>> Start Given records

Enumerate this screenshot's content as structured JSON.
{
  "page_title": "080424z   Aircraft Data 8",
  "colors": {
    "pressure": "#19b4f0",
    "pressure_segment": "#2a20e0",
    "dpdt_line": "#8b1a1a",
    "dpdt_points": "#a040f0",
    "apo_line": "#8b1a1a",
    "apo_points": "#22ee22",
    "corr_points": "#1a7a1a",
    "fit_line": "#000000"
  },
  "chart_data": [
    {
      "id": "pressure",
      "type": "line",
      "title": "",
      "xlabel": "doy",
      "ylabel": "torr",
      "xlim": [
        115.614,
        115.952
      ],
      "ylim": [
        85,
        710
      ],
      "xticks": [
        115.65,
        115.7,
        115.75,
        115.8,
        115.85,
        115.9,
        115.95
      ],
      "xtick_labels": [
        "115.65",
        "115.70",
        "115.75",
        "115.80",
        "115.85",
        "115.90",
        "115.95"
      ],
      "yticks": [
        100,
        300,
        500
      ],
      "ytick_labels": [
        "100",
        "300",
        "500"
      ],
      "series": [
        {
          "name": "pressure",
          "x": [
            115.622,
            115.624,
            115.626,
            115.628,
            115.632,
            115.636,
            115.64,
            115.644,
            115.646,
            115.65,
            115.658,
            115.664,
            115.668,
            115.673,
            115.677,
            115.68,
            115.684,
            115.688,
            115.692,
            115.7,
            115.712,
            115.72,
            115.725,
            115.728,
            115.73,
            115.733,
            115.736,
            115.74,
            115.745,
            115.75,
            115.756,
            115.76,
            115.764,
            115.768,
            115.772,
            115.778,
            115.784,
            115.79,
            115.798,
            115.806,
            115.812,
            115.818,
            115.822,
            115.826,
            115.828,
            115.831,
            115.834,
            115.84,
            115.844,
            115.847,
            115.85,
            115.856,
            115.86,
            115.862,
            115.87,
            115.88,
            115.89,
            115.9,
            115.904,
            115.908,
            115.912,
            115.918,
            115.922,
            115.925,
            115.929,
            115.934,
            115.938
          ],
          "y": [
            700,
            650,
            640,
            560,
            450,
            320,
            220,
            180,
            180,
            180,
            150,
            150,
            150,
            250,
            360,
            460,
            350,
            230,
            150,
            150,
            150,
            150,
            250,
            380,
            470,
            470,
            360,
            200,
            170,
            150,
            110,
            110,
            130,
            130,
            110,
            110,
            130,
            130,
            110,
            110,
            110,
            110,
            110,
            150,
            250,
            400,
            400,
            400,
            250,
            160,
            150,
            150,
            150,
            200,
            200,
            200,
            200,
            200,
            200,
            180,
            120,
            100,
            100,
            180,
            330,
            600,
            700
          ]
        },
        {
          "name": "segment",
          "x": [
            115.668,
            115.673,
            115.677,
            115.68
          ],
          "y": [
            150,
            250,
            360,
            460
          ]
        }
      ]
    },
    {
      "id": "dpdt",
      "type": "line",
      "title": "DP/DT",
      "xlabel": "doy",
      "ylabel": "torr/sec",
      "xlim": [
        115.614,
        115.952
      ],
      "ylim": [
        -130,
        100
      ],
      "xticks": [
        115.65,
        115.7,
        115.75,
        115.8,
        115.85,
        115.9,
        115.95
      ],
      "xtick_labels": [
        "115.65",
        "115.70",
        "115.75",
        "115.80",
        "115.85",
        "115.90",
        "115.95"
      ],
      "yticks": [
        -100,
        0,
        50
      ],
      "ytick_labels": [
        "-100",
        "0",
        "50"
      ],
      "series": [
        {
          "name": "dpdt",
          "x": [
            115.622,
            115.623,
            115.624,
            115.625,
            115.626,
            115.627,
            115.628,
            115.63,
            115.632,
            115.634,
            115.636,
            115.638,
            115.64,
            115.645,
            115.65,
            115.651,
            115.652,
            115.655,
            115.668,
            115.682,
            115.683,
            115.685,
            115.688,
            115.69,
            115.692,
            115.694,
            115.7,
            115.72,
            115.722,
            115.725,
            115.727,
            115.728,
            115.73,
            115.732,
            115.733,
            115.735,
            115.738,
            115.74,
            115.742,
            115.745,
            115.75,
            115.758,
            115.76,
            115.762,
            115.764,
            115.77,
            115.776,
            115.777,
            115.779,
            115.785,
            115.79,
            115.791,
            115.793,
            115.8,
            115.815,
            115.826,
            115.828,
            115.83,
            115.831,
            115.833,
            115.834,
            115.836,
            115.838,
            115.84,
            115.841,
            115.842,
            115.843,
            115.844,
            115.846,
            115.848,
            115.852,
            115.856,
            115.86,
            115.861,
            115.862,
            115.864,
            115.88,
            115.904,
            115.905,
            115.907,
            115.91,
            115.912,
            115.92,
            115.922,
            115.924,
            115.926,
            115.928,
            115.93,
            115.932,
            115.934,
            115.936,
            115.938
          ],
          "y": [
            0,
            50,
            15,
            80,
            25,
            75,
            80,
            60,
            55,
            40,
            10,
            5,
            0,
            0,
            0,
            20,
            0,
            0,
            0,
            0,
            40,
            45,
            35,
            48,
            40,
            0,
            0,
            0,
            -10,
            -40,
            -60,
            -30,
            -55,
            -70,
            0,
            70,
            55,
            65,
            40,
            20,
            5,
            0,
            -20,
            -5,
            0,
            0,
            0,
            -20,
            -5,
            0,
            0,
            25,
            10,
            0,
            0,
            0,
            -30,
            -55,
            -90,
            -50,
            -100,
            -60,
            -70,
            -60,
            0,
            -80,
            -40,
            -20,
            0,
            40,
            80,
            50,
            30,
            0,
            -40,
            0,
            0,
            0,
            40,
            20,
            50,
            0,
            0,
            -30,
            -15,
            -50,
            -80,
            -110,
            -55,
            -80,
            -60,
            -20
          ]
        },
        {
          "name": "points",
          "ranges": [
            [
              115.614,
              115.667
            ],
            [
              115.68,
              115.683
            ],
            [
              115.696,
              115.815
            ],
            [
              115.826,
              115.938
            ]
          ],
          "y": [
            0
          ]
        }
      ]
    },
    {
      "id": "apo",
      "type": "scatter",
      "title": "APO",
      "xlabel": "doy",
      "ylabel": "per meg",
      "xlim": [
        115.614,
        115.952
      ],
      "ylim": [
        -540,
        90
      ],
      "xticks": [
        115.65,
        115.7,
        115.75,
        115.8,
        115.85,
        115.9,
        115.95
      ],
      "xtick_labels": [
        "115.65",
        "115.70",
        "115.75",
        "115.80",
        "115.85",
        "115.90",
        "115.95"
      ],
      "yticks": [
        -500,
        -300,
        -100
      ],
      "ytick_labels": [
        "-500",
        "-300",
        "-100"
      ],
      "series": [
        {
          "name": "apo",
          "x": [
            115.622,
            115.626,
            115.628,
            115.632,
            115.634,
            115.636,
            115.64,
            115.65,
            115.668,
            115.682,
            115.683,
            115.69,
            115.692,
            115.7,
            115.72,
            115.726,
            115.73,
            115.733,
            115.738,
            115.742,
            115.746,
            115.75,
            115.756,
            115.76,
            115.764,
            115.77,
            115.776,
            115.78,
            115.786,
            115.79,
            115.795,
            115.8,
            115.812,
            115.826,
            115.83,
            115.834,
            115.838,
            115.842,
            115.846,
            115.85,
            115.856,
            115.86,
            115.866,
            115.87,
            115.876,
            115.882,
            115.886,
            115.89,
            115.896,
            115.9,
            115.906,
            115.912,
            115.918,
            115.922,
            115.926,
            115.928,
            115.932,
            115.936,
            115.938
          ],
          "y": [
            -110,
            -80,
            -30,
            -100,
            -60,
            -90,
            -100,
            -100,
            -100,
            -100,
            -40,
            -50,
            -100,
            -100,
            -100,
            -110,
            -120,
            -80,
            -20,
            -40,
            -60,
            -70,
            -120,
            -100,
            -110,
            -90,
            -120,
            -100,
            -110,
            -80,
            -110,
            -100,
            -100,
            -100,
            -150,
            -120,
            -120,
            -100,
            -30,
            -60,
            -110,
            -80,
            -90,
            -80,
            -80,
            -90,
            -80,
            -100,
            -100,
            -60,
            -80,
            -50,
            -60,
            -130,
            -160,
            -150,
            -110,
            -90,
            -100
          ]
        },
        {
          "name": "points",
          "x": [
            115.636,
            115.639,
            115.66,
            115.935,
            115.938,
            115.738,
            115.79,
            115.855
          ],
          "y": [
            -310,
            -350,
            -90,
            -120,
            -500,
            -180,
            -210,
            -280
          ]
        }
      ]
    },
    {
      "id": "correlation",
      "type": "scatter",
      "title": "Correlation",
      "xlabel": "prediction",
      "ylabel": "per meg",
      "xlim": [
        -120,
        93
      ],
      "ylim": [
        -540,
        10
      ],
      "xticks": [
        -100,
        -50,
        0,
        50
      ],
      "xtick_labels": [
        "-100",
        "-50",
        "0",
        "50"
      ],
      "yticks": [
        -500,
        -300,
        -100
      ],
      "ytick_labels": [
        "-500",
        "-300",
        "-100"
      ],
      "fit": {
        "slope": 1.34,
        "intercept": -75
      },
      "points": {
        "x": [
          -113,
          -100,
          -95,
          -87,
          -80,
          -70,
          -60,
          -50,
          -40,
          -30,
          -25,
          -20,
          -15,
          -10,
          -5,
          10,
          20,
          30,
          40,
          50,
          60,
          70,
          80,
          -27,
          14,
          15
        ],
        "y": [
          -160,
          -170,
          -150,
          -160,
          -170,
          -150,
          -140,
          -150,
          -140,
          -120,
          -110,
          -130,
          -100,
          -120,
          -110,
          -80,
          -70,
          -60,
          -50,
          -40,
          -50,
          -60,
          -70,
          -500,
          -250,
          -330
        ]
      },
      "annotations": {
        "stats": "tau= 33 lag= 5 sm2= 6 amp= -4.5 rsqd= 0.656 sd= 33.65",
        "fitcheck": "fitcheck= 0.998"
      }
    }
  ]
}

>> End Given records

- What you need to do
Lines holding the word "name" should be counted across the entries; state only how many there are.

- Solution to the problem
6